_Job_.
Indicate only the number of lines in the listing below in which the word "JSON" appears.
----
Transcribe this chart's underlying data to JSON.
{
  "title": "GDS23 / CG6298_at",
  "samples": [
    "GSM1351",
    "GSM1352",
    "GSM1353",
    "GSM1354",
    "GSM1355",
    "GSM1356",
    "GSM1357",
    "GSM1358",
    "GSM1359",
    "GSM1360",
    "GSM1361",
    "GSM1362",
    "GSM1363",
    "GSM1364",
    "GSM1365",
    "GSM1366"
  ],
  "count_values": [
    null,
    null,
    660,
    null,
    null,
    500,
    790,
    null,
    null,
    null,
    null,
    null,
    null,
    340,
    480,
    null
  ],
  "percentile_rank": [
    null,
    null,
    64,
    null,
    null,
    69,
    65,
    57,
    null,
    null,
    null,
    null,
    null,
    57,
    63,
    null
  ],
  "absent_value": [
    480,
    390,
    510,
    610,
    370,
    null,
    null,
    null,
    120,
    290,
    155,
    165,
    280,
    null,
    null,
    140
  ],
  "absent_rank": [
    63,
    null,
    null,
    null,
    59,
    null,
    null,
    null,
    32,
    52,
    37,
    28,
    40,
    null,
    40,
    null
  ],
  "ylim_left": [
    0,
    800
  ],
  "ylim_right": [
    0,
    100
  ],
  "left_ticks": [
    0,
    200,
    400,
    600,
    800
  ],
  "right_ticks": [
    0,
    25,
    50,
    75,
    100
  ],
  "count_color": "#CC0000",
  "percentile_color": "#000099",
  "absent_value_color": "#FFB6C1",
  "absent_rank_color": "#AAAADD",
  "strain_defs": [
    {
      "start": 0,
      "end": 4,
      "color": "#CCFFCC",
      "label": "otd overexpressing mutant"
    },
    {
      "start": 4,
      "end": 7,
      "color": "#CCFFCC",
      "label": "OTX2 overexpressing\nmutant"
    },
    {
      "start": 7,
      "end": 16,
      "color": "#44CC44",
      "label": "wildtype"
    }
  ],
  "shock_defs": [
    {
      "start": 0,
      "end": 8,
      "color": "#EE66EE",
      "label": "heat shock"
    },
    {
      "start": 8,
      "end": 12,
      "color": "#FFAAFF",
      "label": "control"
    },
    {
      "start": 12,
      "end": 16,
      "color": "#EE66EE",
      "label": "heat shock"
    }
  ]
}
----
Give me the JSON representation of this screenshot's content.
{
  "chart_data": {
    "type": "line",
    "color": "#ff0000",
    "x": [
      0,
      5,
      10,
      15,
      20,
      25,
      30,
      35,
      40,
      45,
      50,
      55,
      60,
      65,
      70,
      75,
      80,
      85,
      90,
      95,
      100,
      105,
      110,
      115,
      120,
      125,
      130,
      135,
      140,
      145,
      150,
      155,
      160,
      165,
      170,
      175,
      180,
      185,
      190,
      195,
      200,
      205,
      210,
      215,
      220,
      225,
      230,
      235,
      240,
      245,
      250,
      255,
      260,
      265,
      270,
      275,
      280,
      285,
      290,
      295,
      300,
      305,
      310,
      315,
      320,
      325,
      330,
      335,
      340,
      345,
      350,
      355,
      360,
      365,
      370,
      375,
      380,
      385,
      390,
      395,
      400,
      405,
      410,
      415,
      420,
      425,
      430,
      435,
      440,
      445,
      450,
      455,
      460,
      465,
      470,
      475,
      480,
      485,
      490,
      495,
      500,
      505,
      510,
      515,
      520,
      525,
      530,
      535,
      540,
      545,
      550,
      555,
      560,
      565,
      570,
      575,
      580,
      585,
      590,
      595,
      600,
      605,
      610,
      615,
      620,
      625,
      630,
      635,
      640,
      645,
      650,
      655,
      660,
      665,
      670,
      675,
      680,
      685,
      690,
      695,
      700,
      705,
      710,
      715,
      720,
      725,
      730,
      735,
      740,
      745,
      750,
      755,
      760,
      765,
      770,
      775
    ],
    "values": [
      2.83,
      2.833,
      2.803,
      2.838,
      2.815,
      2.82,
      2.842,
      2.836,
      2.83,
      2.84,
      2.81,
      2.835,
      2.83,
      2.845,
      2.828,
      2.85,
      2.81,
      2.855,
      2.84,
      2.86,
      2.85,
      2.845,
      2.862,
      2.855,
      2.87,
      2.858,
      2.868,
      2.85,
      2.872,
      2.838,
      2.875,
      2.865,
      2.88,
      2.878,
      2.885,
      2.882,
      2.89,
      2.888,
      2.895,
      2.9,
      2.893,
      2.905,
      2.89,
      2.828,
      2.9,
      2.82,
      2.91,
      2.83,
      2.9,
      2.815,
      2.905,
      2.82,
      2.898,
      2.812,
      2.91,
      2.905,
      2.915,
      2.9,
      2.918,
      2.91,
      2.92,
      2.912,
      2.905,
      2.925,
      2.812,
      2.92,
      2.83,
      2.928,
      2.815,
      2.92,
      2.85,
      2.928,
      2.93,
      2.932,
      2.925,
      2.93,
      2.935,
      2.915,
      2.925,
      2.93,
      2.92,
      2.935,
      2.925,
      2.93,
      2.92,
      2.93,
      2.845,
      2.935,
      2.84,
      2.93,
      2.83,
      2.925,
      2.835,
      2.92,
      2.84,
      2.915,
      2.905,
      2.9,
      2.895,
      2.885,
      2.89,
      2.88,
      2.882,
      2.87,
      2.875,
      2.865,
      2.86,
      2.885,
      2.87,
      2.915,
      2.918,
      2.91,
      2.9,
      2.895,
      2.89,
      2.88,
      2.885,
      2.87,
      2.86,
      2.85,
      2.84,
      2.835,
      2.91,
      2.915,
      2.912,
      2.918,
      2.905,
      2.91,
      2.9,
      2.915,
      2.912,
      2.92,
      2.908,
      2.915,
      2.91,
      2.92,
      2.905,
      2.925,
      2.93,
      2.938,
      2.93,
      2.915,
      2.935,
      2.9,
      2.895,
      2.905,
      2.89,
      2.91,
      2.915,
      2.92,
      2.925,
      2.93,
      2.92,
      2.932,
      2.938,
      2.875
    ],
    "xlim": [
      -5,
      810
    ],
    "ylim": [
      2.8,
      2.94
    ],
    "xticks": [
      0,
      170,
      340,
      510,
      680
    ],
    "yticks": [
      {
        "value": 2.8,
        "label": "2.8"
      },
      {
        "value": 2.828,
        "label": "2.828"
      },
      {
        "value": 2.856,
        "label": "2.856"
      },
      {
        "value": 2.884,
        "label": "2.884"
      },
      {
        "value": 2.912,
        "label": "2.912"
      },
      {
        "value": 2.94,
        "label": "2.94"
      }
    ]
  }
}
----
_Solved exercise_.
2